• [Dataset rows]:

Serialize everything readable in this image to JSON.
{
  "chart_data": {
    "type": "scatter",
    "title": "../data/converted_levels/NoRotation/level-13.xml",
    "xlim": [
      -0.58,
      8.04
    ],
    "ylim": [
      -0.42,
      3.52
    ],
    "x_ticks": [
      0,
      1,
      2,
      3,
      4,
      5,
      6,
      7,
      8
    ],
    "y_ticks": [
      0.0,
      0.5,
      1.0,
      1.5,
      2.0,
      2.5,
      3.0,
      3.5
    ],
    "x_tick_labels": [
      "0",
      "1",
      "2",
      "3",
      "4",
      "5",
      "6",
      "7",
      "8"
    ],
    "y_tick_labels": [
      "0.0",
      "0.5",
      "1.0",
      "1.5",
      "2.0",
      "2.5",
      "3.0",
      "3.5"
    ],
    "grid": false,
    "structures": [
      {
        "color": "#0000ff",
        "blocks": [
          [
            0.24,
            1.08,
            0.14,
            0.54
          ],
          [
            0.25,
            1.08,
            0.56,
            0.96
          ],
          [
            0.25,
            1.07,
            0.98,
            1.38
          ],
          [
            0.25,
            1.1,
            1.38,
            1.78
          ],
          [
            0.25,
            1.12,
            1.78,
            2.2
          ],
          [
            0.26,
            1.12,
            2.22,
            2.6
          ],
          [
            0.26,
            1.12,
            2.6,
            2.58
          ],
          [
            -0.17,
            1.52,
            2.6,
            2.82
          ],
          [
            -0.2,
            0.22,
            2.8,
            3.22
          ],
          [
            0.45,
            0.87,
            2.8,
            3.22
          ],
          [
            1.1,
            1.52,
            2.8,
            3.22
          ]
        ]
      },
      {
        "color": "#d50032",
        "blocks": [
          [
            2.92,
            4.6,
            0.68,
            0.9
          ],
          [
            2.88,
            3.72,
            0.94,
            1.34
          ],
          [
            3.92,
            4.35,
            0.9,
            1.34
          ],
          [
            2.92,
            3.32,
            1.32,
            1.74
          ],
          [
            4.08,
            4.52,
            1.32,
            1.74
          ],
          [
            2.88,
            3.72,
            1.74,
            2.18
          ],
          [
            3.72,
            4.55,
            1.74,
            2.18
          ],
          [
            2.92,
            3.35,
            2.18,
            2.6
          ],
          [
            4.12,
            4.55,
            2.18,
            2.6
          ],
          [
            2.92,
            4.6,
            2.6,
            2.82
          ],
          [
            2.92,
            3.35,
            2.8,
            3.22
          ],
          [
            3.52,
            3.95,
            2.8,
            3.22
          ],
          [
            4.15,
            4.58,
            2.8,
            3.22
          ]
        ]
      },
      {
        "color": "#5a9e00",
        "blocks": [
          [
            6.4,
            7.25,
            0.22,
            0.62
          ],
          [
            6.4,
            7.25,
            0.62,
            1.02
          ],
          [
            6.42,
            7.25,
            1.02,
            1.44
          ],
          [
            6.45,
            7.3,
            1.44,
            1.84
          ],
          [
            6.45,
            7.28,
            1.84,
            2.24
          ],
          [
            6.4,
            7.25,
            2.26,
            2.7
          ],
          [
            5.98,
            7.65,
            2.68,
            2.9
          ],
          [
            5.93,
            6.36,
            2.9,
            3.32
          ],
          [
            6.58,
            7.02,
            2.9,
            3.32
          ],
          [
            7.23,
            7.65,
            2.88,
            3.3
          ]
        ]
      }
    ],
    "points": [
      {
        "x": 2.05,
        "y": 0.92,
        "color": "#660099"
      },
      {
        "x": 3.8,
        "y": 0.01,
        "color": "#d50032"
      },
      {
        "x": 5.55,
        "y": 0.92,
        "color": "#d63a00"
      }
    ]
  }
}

• [Given task]: Count each line of the entries that holds the word "color", then state the total and nothing more.

• [Written response]: 6